### THE TASK
Only the lines holding the string "Militärausgaben" are needed. Copy each one.

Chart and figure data

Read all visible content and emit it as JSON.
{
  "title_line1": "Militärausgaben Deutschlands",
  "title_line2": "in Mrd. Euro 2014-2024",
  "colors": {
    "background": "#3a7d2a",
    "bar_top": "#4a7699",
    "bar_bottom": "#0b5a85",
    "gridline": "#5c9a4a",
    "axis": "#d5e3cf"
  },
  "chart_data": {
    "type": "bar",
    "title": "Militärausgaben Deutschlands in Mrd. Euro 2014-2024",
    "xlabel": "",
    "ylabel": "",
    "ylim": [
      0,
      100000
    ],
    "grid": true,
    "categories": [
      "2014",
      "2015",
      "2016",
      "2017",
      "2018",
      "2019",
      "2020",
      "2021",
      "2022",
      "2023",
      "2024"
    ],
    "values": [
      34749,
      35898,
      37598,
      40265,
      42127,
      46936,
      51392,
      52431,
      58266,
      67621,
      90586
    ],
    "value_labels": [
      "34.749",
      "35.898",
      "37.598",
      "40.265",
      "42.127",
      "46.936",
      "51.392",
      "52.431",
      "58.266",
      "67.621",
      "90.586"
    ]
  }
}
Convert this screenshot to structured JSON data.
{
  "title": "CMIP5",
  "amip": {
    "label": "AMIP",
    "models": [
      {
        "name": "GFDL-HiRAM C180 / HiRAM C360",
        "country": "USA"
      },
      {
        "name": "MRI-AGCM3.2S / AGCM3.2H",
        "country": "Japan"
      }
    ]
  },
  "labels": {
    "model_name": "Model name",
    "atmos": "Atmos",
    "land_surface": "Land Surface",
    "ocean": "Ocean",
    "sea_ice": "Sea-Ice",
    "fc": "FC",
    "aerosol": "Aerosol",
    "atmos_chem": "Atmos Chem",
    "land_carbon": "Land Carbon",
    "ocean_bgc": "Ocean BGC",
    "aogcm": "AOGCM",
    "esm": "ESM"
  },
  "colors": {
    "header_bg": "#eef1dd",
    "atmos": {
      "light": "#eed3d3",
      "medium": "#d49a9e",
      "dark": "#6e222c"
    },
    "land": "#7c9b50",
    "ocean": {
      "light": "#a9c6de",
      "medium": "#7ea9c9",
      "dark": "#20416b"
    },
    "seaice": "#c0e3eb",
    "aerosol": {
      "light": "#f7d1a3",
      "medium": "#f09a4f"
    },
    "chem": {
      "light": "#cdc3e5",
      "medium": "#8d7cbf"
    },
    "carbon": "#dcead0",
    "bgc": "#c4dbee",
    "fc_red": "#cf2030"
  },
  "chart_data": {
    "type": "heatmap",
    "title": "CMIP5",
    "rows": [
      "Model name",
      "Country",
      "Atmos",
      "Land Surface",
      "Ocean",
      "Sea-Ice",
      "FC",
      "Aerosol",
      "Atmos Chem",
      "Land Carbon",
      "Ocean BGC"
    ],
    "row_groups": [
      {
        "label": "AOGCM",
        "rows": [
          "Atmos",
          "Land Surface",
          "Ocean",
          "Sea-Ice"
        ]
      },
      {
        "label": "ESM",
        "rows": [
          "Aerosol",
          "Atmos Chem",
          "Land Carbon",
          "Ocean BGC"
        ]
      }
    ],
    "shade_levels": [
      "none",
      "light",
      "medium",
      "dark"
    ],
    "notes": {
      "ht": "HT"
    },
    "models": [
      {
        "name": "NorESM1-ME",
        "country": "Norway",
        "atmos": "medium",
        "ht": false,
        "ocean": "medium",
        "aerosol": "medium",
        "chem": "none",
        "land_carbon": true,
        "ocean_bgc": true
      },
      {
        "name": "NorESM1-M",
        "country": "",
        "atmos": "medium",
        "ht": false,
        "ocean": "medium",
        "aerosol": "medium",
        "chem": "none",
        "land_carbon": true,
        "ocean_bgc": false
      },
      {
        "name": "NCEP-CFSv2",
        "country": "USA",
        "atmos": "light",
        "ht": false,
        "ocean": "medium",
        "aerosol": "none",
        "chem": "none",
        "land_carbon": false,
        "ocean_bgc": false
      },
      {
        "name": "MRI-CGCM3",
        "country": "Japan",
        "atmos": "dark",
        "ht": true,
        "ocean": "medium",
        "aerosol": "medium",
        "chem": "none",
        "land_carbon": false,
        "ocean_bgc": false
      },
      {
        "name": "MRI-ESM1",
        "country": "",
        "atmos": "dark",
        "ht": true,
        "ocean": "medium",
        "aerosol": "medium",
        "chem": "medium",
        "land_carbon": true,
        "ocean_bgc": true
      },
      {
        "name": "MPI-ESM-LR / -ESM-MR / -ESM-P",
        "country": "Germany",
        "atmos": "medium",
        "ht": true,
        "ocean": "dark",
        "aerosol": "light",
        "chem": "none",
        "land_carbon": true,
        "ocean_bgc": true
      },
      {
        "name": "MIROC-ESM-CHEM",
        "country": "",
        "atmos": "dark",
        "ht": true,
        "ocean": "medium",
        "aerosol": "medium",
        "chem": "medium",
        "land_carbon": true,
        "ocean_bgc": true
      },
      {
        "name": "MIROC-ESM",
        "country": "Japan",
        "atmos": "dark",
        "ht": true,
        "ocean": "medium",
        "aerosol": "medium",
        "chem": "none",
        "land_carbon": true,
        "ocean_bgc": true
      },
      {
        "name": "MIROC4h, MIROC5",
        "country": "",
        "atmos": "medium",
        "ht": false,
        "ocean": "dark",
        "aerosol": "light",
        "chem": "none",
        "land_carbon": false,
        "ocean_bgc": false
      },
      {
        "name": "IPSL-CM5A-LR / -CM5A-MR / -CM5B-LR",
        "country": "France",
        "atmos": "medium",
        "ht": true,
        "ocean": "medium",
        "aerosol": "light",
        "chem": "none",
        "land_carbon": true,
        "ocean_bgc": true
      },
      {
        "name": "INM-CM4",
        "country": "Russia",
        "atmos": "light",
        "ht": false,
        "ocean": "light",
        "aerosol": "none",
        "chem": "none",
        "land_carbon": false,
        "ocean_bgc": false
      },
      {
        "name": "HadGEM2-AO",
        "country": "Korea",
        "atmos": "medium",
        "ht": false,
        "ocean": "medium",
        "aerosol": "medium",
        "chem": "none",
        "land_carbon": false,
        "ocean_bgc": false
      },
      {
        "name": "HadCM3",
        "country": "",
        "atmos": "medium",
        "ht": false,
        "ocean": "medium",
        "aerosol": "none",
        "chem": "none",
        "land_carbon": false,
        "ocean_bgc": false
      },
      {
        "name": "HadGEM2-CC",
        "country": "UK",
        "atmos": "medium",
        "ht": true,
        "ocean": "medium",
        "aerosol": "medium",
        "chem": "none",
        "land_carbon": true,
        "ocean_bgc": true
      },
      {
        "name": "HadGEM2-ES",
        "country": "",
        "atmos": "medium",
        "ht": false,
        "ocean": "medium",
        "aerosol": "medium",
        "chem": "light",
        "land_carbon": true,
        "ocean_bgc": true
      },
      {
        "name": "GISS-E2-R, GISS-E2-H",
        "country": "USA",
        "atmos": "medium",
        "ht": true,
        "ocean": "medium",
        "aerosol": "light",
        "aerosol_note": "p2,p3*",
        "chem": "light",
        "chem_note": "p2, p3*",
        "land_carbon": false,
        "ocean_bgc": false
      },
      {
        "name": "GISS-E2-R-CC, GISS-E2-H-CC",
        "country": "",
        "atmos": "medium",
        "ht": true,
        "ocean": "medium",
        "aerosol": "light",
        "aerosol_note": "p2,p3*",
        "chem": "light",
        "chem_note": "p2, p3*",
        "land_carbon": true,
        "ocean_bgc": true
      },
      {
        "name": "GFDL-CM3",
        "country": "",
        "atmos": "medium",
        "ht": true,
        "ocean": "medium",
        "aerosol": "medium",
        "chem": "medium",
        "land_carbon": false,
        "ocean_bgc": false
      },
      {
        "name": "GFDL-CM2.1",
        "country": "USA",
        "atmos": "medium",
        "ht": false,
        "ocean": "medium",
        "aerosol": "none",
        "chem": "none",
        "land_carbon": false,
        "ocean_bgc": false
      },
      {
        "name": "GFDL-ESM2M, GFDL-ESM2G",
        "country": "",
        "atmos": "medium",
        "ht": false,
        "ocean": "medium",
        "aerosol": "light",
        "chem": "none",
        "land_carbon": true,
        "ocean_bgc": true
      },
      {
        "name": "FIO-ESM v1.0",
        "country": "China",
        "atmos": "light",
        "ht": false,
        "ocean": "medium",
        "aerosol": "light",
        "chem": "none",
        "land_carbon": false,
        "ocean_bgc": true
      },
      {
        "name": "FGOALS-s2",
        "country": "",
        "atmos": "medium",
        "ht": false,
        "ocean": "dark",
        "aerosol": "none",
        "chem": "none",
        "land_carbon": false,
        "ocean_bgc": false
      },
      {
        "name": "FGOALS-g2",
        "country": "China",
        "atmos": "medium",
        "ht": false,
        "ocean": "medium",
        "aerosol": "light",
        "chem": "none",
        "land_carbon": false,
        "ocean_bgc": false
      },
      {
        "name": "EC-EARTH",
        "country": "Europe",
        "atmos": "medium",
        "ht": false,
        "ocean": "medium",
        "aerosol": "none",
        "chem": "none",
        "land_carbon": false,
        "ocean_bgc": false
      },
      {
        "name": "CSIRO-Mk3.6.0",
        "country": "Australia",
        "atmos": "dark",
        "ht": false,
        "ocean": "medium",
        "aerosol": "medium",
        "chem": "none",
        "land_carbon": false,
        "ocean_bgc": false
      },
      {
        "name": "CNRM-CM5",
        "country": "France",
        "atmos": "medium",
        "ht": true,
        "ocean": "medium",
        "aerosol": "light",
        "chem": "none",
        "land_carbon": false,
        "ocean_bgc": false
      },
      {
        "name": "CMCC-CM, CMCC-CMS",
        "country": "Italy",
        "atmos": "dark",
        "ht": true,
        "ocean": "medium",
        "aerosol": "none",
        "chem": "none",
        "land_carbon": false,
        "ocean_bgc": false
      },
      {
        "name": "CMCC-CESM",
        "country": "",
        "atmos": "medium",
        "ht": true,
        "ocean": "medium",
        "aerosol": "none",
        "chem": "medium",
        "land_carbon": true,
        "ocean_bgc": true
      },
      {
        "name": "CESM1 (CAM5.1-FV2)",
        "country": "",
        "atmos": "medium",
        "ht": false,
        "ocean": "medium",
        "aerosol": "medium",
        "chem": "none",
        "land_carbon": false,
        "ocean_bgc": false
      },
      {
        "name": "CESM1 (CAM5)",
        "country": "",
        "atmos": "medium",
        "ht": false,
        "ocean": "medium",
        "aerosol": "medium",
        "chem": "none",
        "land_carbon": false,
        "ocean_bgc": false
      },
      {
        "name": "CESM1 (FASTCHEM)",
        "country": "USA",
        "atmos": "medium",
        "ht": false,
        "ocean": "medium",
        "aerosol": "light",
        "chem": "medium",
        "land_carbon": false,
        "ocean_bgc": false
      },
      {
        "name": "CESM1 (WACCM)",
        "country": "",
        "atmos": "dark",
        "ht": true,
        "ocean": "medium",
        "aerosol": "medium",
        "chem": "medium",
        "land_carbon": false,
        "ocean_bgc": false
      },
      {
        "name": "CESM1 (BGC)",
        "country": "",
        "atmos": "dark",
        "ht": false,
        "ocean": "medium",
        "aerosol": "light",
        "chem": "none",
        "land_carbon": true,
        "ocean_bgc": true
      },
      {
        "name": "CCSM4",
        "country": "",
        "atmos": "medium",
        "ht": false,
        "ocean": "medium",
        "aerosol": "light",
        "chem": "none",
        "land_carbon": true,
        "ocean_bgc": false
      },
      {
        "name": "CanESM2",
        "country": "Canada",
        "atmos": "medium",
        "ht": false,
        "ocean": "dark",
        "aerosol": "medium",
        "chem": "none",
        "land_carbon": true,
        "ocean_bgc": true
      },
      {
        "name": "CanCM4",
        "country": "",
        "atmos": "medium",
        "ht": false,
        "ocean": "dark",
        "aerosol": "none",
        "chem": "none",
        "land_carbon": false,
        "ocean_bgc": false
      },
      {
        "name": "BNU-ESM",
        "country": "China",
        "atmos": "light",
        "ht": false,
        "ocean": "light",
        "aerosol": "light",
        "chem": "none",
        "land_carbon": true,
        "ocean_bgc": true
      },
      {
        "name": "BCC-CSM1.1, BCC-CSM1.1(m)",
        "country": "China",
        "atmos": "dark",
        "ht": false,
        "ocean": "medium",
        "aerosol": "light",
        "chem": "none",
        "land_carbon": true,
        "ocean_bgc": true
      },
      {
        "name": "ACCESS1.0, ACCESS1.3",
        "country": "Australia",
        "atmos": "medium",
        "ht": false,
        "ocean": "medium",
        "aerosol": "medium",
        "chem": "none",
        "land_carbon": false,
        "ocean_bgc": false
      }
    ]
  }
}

### CORRECT RESULT
  "title_line1": "Militärausgaben Deutschlands",
    "title": "Militärausgaben Deutschlands in Mrd. Euro 2014-2024",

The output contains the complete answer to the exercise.